YOUR TASK: Set the data down again, exactly as it reads, but without the pictures.

MATERIAL PROVIDED:
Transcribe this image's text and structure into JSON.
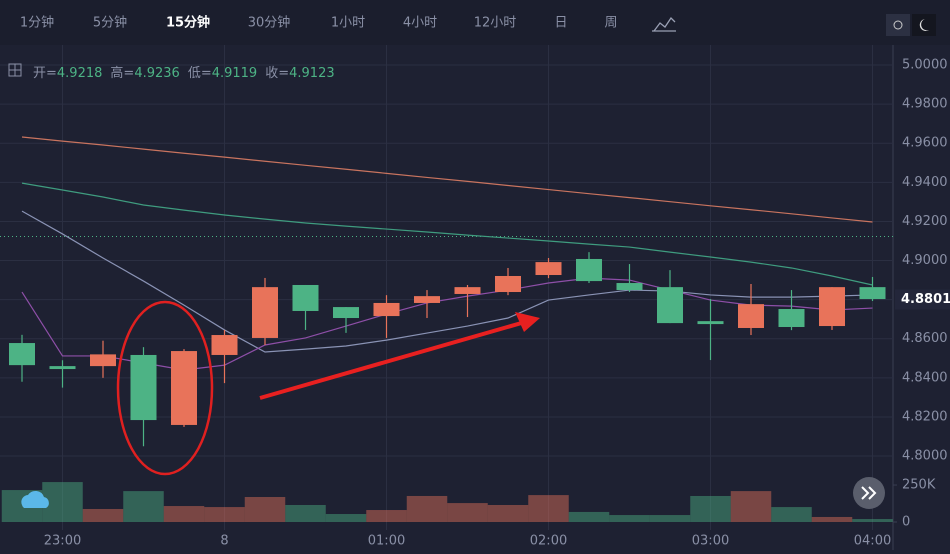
{
  "toolbar": {
    "intervals": [
      "1分钟",
      "5分钟",
      "15分钟",
      "30分钟",
      "1小时",
      "4小时",
      "12小时",
      "日",
      "周"
    ],
    "active": 2
  },
  "chart_data": {
    "type": "candlestick",
    "legend": [
      {
        "label": "开=",
        "value": 4.9218
      },
      {
        "label": "高=",
        "value": 4.9236
      },
      {
        "label": "低=",
        "value": 4.9119
      },
      {
        "label": "收=",
        "value": 4.9123
      }
    ],
    "categories": [
      null,
      "23:00",
      null,
      null,
      null,
      "8",
      null,
      null,
      null,
      "01:00",
      null,
      null,
      null,
      "02:00",
      null,
      null,
      null,
      "03:00",
      null,
      null,
      null,
      "04:00"
    ],
    "open": [
      4.8578,
      4.846,
      4.846,
      4.8517,
      4.8159,
      4.8517,
      4.8604,
      4.8875,
      4.8762,
      4.8716,
      4.8783,
      4.8829,
      4.8839,
      4.8926,
      4.9008,
      4.8885,
      4.8864,
      4.869,
      4.8655,
      4.8752,
      4.8665,
      4.8864
    ],
    "high": [
      4.862,
      4.849,
      4.859,
      4.8557,
      4.8547,
      4.8645,
      4.8911,
      4.8875,
      4.8762,
      4.8823,
      4.8849,
      4.8875,
      4.8962,
      4.9013,
      4.9043,
      4.8982,
      4.8951,
      4.8803,
      4.888,
      4.8849,
      4.8864,
      4.8916
    ],
    "low": [
      4.838,
      4.835,
      4.84,
      4.805,
      4.8149,
      4.8373,
      4.8568,
      4.8645,
      4.863,
      4.8604,
      4.8706,
      4.8711,
      4.8823,
      4.891,
      4.8885,
      4.8839,
      4.868,
      4.8491,
      4.8619,
      4.8644,
      4.8645,
      4.8793
    ],
    "close": [
      4.8465,
      4.8445,
      4.852,
      4.8184,
      4.8537,
      4.8619,
      4.8864,
      4.8742,
      4.8706,
      4.8783,
      4.8818,
      4.8864,
      4.8921,
      4.8992,
      4.8895,
      4.8849,
      4.868,
      4.8675,
      4.8777,
      4.866,
      4.8864,
      4.8803
    ],
    "up_color": "#e8735a",
    "down_color": "#4db385",
    "ma_lines": [
      {
        "color": "#c9745f",
        "values": [
          4.9632,
          4.9611,
          4.9591,
          4.957,
          4.9549,
          4.9529,
          4.9508,
          4.9487,
          4.9467,
          4.9446,
          4.9425,
          4.9405,
          4.9384,
          4.9363,
          4.9342,
          4.9322,
          4.9301,
          4.928,
          4.926,
          4.9239,
          4.9218,
          4.9197
        ]
      },
      {
        "color": "#3f9c7f",
        "values": [
          4.9396,
          4.9361,
          4.9325,
          4.9284,
          4.9258,
          4.9233,
          4.9212,
          4.9192,
          4.9176,
          4.9161,
          4.9146,
          4.913,
          4.9115,
          4.91,
          4.9084,
          4.9069,
          4.9043,
          4.9018,
          4.8992,
          4.8962,
          4.8921,
          4.8875
        ]
      },
      {
        "color": "#8a93b5",
        "values": [
          4.9253,
          4.9136,
          4.9013,
          4.8895,
          4.8772,
          4.8645,
          4.8532,
          4.8547,
          4.8563,
          4.8593,
          4.8629,
          4.8665,
          4.8706,
          4.8798,
          4.8824,
          4.8849,
          4.8844,
          4.8824,
          4.8813,
          4.8813,
          4.8818,
          4.8824
        ]
      },
      {
        "color": "#8e4fa8",
        "values": [
          4.8839,
          4.8512,
          4.8512,
          4.8476,
          4.844,
          4.8465,
          4.8568,
          4.8604,
          4.8665,
          4.8726,
          4.8783,
          4.8818,
          4.8849,
          4.8885,
          4.891,
          4.89,
          4.8849,
          4.8798,
          4.8772,
          4.8767,
          4.8747,
          4.8757
        ]
      }
    ],
    "last_price": 4.8801,
    "ylim": [
      4.7903,
      5.0077
    ],
    "yticks": [
      {
        "value": 4.8,
        "label": "4.8000"
      },
      {
        "value": 4.82,
        "label": "4.8200"
      },
      {
        "value": 4.84,
        "label": "4.8400"
      },
      {
        "value": 4.86,
        "label": "4.8600"
      },
      {
        "value": 4.88,
        "label": "4.8800"
      },
      {
        "value": 4.9,
        "label": "4.9000"
      },
      {
        "value": 4.92,
        "label": "4.9200"
      },
      {
        "value": 4.94,
        "label": "4.9400"
      },
      {
        "value": 4.96,
        "label": "4.9600"
      },
      {
        "value": 4.98,
        "label": "4.9800"
      },
      {
        "value": 5.0,
        "label": "5.0000"
      }
    ],
    "volumes": [
      216000,
      270000,
      88000,
      209000,
      108000,
      101000,
      169000,
      115000,
      54000,
      81000,
      176000,
      128000,
      115000,
      182000,
      68000,
      47000,
      47000,
      176000,
      209000,
      101000,
      34000,
      20000
    ],
    "vol_ylim": [
      0,
      284000
    ],
    "vol_yticks": [
      0,
      {
        "value": 250000,
        "label": "250K"
      }
    ],
    "grid": true
  }
}
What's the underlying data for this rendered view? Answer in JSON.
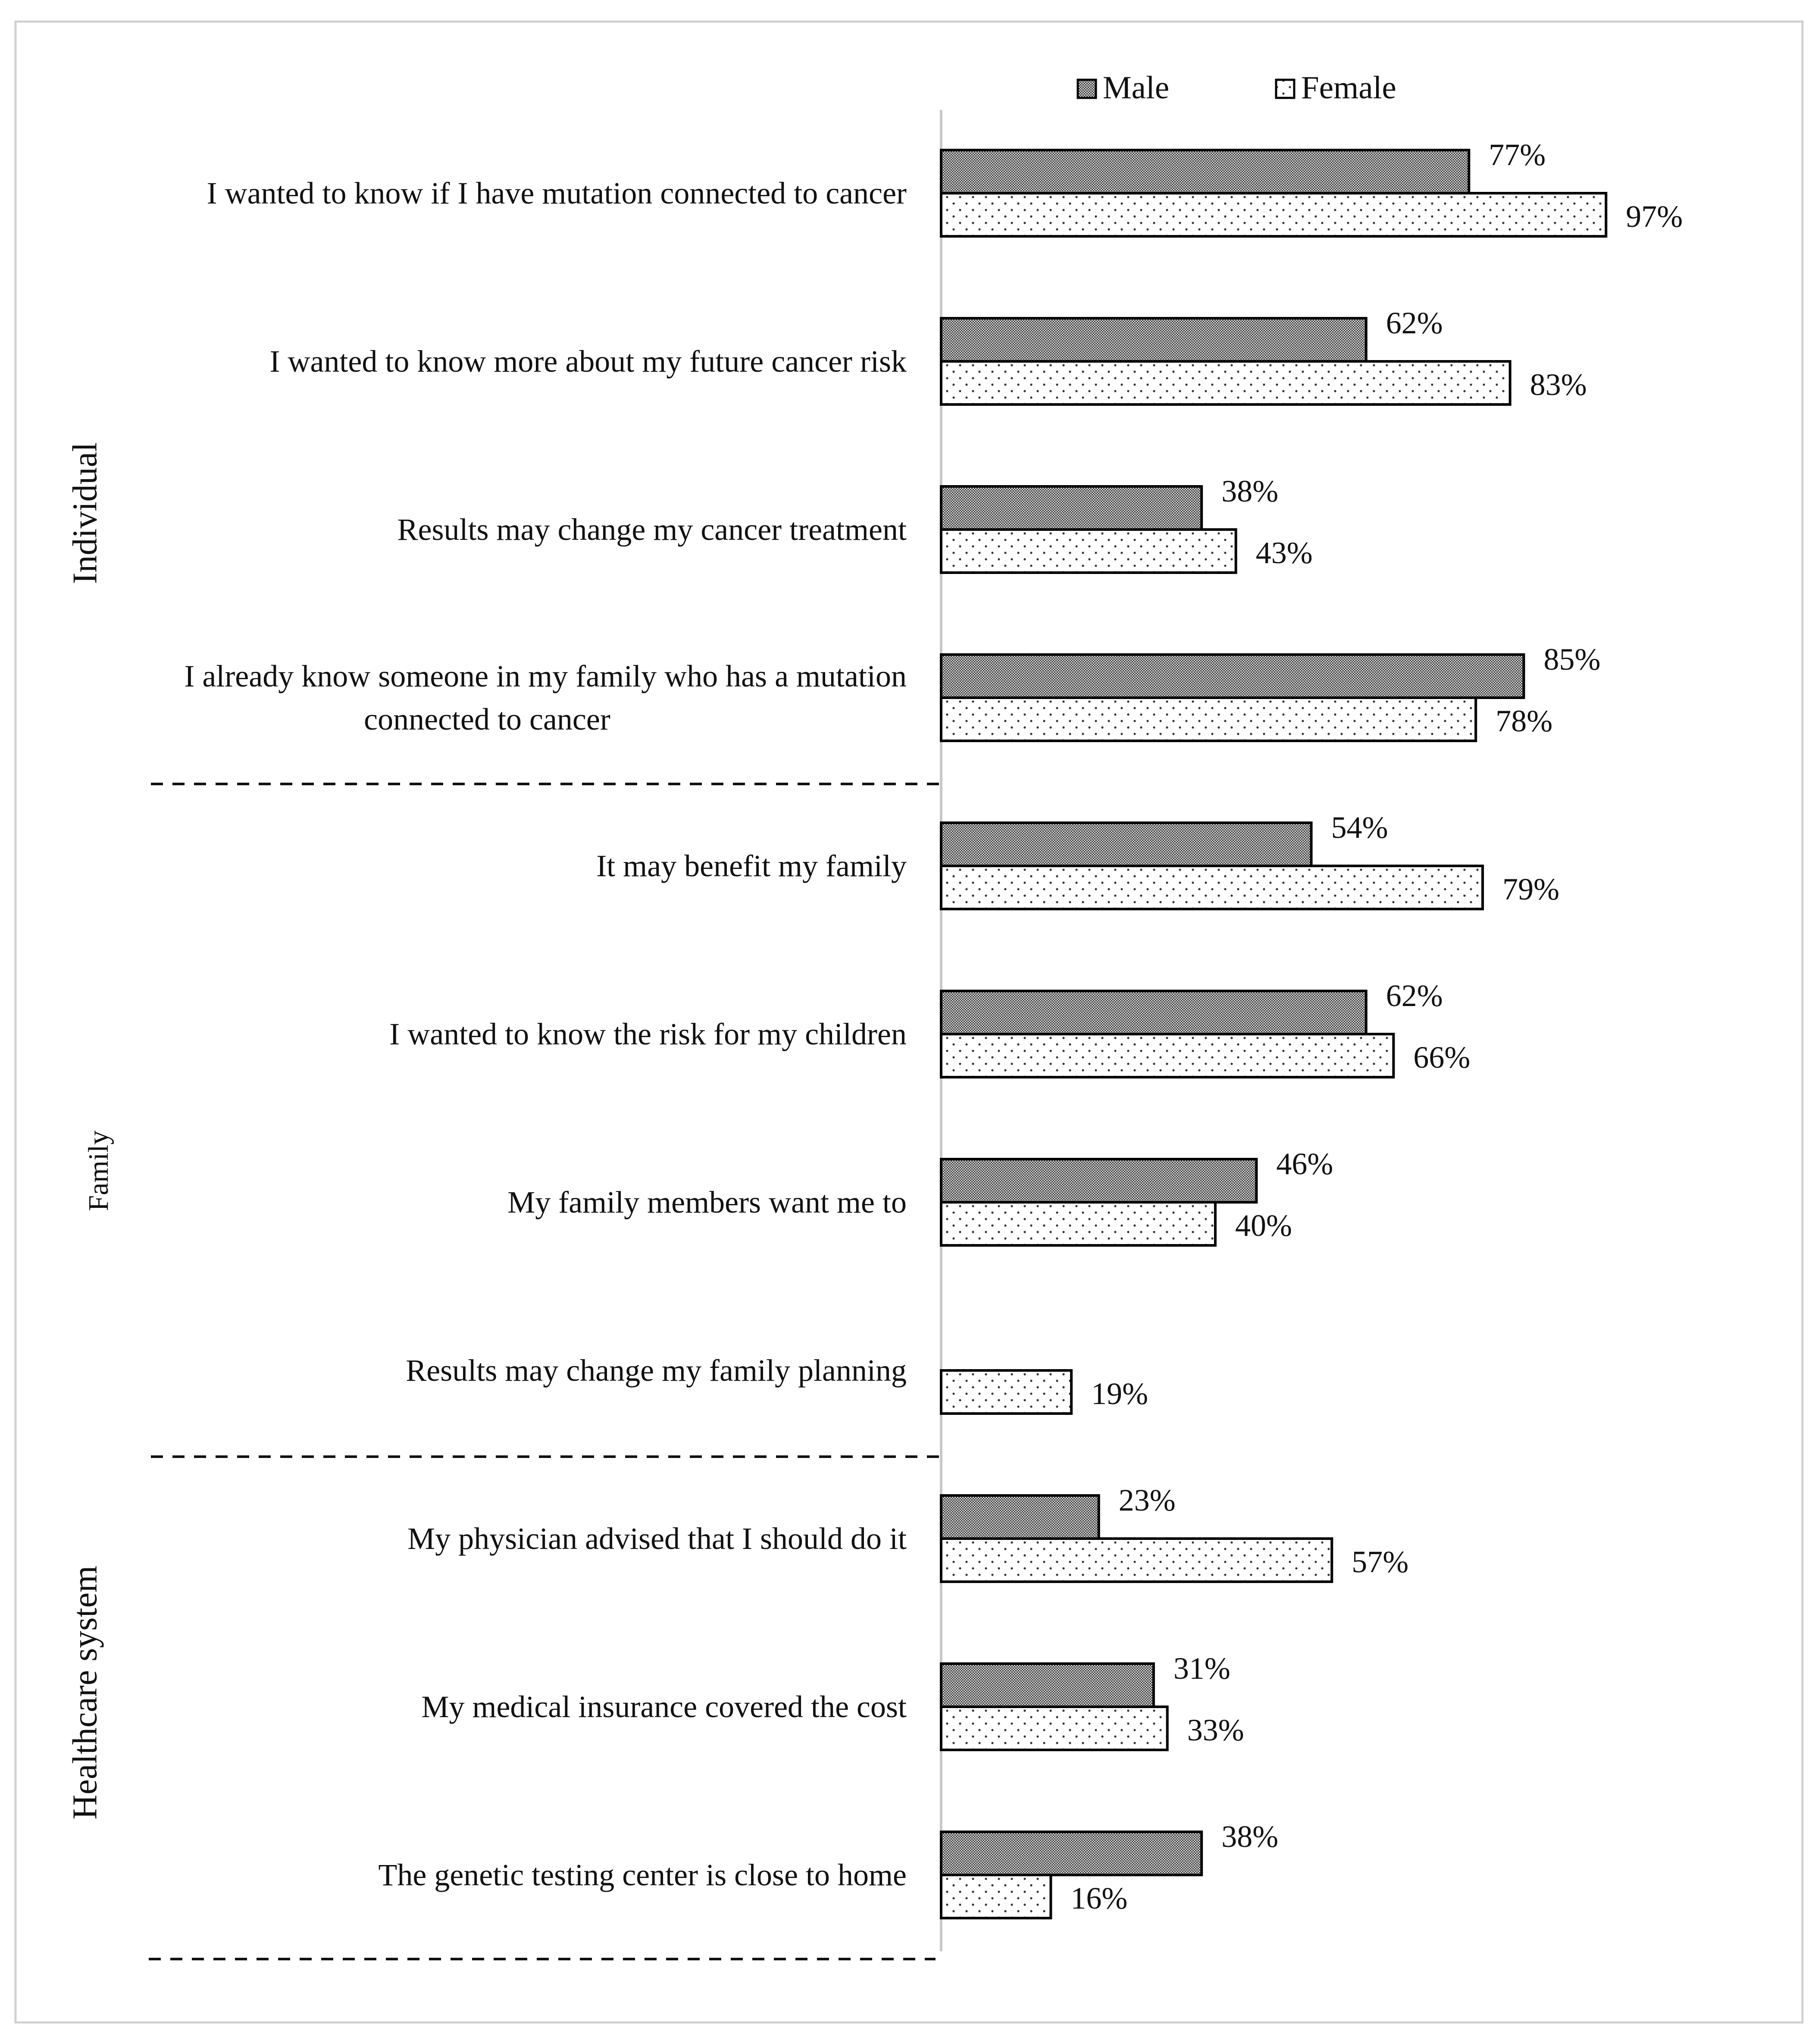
{
  "chart_data": {
    "type": "bar",
    "orientation": "horizontal",
    "title": "",
    "xlabel": "",
    "ylabel": "",
    "xlim": [
      0,
      100
    ],
    "grid": false,
    "legend_position": "top",
    "value_suffix": "%",
    "categories": [
      {
        "lines": [
          "I wanted to know if I have mutation connected to cancer"
        ],
        "group": "Individual"
      },
      {
        "lines": [
          "I wanted to know more about my future cancer risk"
        ],
        "group": "Individual"
      },
      {
        "lines": [
          "Results may change my cancer treatment"
        ],
        "group": "Individual"
      },
      {
        "lines": [
          "I already know someone in my family who has a mutation",
          "connected to cancer"
        ],
        "group": "Individual"
      },
      {
        "lines": [
          "It may benefit my family"
        ],
        "group": "Family"
      },
      {
        "lines": [
          "I wanted to know the risk for my children"
        ],
        "group": "Family"
      },
      {
        "lines": [
          "My family members want me to"
        ],
        "group": "Family"
      },
      {
        "lines": [
          "Results may change my family planning"
        ],
        "group": "Family"
      },
      {
        "lines": [
          "My physician advised that I should do it"
        ],
        "group": "Healthcare system"
      },
      {
        "lines": [
          "My medical insurance covered the cost"
        ],
        "group": "Healthcare system"
      },
      {
        "lines": [
          "The genetic testing center is close to home"
        ],
        "group": "Healthcare system"
      }
    ],
    "series": [
      {
        "name": "Male",
        "pattern": "dense-dark-checker",
        "values": [
          77,
          62,
          38,
          85,
          54,
          62,
          46,
          null,
          23,
          31,
          38
        ]
      },
      {
        "name": "Female",
        "pattern": "sparse-dots",
        "values": [
          97,
          83,
          43,
          78,
          79,
          66,
          40,
          19,
          57,
          33,
          16
        ]
      }
    ],
    "groups": [
      {
        "name": "Individual",
        "first": 0,
        "last": 3
      },
      {
        "name": "Family",
        "first": 4,
        "last": 7
      },
      {
        "name": "Healthcare system",
        "first": 8,
        "last": 10
      }
    ]
  }
}
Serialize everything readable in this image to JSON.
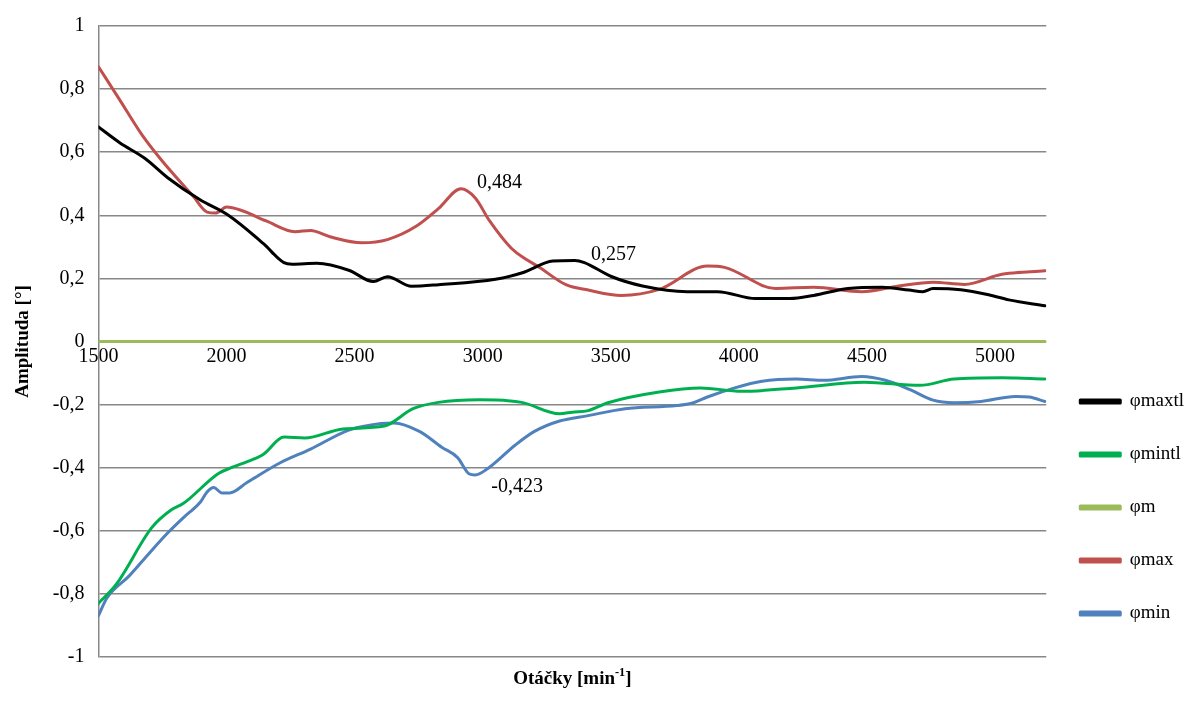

ANSWER TO THE PROBLEM:
Transcribe this image's text and structure into JSON.
{
  "toolbar": {
    "intervals": [
      "1分钟",
      "5分钟",
      "15分钟",
      "30分钟",
      "1小时",
      "4小时",
      "12小时",
      "日",
      "周"
    ],
    "active": 2
  },
  "chart_data": {
    "type": "candlestick",
    "legend": [
      {
        "label": "开=",
        "value": 4.9218
      },
      {
        "label": "高=",
        "value": 4.9236
      },
      {
        "label": "低=",
        "value": 4.9119
      },
      {
        "label": "收=",
        "value": 4.9123
      }
    ],
    "categories": [
      null,
      "23:00",
      null,
      null,
      null,
      "8",
      null,
      null,
      null,
      "01:00",
      null,
      null,
      null,
      "02:00",
      null,
      null,
      null,
      "03:00",
      null,
      null,
      null,
      "04:00"
    ],
    "open": [
      4.8578,
      4.846,
      4.846,
      4.8517,
      4.8159,
      4.8517,
      4.8604,
      4.8875,
      4.8762,
      4.8716,
      4.8783,
      4.8829,
      4.8839,
      4.8926,
      4.9008,
      4.8885,
      4.8864,
      4.869,
      4.8655,
      4.8752,
      4.8665,
      4.8864
    ],
    "high": [
      4.862,
      4.849,
      4.859,
      4.8557,
      4.8547,
      4.8645,
      4.8911,
      4.8875,
      4.8762,
      4.8823,
      4.8849,
      4.8875,
      4.8962,
      4.9013,
      4.9043,
      4.8982,
      4.8951,
      4.8803,
      4.888,
      4.8849,
      4.8864,
      4.8916
    ],
    "low": [
      4.838,
      4.835,
      4.84,
      4.805,
      4.8149,
      4.8373,
      4.8568,
      4.8645,
      4.863,
      4.8604,
      4.8706,
      4.8711,
      4.8823,
      4.891,
      4.8885,
      4.8839,
      4.868,
      4.8491,
      4.8619,
      4.8644,
      4.8645,
      4.8793
    ],
    "close": [
      4.8465,
      4.8445,
      4.852,
      4.8184,
      4.8537,
      4.8619,
      4.8864,
      4.8742,
      4.8706,
      4.8783,
      4.8818,
      4.8864,
      4.8921,
      4.8992,
      4.8895,
      4.8849,
      4.868,
      4.8675,
      4.8777,
      4.866,
      4.8864,
      4.8803
    ],
    "up_color": "#e8735a",
    "down_color": "#4db385",
    "ma_lines": [
      {
        "color": "#c9745f",
        "values": [
          4.9632,
          4.9611,
          4.9591,
          4.957,
          4.9549,
          4.9529,
          4.9508,
          4.9487,
          4.9467,
          4.9446,
          4.9425,
          4.9405,
          4.9384,
          4.9363,
          4.9342,
          4.9322,
          4.9301,
          4.928,
          4.926,
          4.9239,
          4.9218,
          4.9197
        ]
      },
      {
        "color": "#3f9c7f",
        "values": [
          4.9396,
          4.9361,
          4.9325,
          4.9284,
          4.9258,
          4.9233,
          4.9212,
          4.9192,
          4.9176,
          4.9161,
          4.9146,
          4.913,
          4.9115,
          4.91,
          4.9084,
          4.9069,
          4.9043,
          4.9018,
          4.8992,
          4.8962,
          4.8921,
          4.8875
        ]
      },
      {
        "color": "#8a93b5",
        "values": [
          4.9253,
          4.9136,
          4.9013,
          4.8895,
          4.8772,
          4.8645,
          4.8532,
          4.8547,
          4.8563,
          4.8593,
          4.8629,
          4.8665,
          4.8706,
          4.8798,
          4.8824,
          4.8849,
          4.8844,
          4.8824,
          4.8813,
          4.8813,
          4.8818,
          4.8824
        ]
      },
      {
        "color": "#8e4fa8",
        "values": [
          4.8839,
          4.8512,
          4.8512,
          4.8476,
          4.844,
          4.8465,
          4.8568,
          4.8604,
          4.8665,
          4.8726,
          4.8783,
          4.8818,
          4.8849,
          4.8885,
          4.891,
          4.89,
          4.8849,
          4.8798,
          4.8772,
          4.8767,
          4.8747,
          4.8757
        ]
      }
    ],
    "last_price": 4.8801,
    "ylim": [
      4.7903,
      5.0077
    ],
    "yticks": [
      {
        "value": 4.8,
        "label": "4.8000"
      },
      {
        "value": 4.82,
        "label": "4.8200"
      },
      {
        "value": 4.84,
        "label": "4.8400"
      },
      {
        "value": 4.86,
        "label": "4.8600"
      },
      {
        "value": 4.88,
        "label": "4.8800"
      },
      {
        "value": 4.9,
        "label": "4.9000"
      },
      {
        "value": 4.92,
        "label": "4.9200"
      },
      {
        "value": 4.94,
        "label": "4.9400"
      },
      {
        "value": 4.96,
        "label": "4.9600"
      },
      {
        "value": 4.98,
        "label": "4.9800"
      },
      {
        "value": 5.0,
        "label": "5.0000"
      }
    ],
    "volumes": [
      216000,
      270000,
      88000,
      209000,
      108000,
      101000,
      169000,
      115000,
      54000,
      81000,
      176000,
      128000,
      115000,
      182000,
      68000,
      47000,
      47000,
      176000,
      209000,
      101000,
      34000,
      20000
    ],
    "vol_ylim": [
      0,
      284000
    ],
    "vol_yticks": [
      0,
      {
        "value": 250000,
        "label": "250K"
      }
    ],
    "grid": true
  }
}
What's the underlying data for this rendered view? Answer in JSON.
{
  "chart_data": {
    "type": "bar",
    "orientation": "horizontal",
    "title": "",
    "xlabel": "",
    "ylabel": "",
    "xlim": [
      0,
      100
    ],
    "grid": false,
    "legend_position": "top",
    "value_suffix": "%",
    "categories": [
      {
        "lines": [
          "I wanted to know if I have mutation connected to cancer"
        ],
        "group": "Individual"
      },
      {
        "lines": [
          "I wanted to know more about my future cancer risk"
        ],
        "group": "Individual"
      },
      {
        "lines": [
          "Results may change my cancer treatment"
        ],
        "group": "Individual"
      },
      {
        "lines": [
          "I already know someone in my family who has a mutation",
          "connected to cancer"
        ],
        "group": "Individual"
      },
      {
        "lines": [
          "It may benefit my family"
        ],
        "group": "Family"
      },
      {
        "lines": [
          "I wanted to know the risk for my children"
        ],
        "group": "Family"
      },
      {
        "lines": [
          "My family members want me to"
        ],
        "group": "Family"
      },
      {
        "lines": [
          "Results may change my family planning"
        ],
        "group": "Family"
      },
      {
        "lines": [
          "My physician advised that I should do it"
        ],
        "group": "Healthcare system"
      },
      {
        "lines": [
          "My medical insurance covered the cost"
        ],
        "group": "Healthcare system"
      },
      {
        "lines": [
          "The genetic testing center is close to home"
        ],
        "group": "Healthcare system"
      }
    ],
    "series": [
      {
        "name": "Male",
        "pattern": "dense-dark-checker",
        "values": [
          77,
          62,
          38,
          85,
          54,
          62,
          46,
          null,
          23,
          31,
          38
        ]
      },
      {
        "name": "Female",
        "pattern": "sparse-dots",
        "values": [
          97,
          83,
          43,
          78,
          79,
          66,
          40,
          19,
          57,
          33,
          16
        ]
      }
    ],
    "groups": [
      {
        "name": "Individual",
        "first": 0,
        "last": 3
      },
      {
        "name": "Family",
        "first": 4,
        "last": 7
      },
      {
        "name": "Healthcare system",
        "first": 8,
        "last": 10
      }
    ]
  }
}
Serialize everything readable in this image to JSON.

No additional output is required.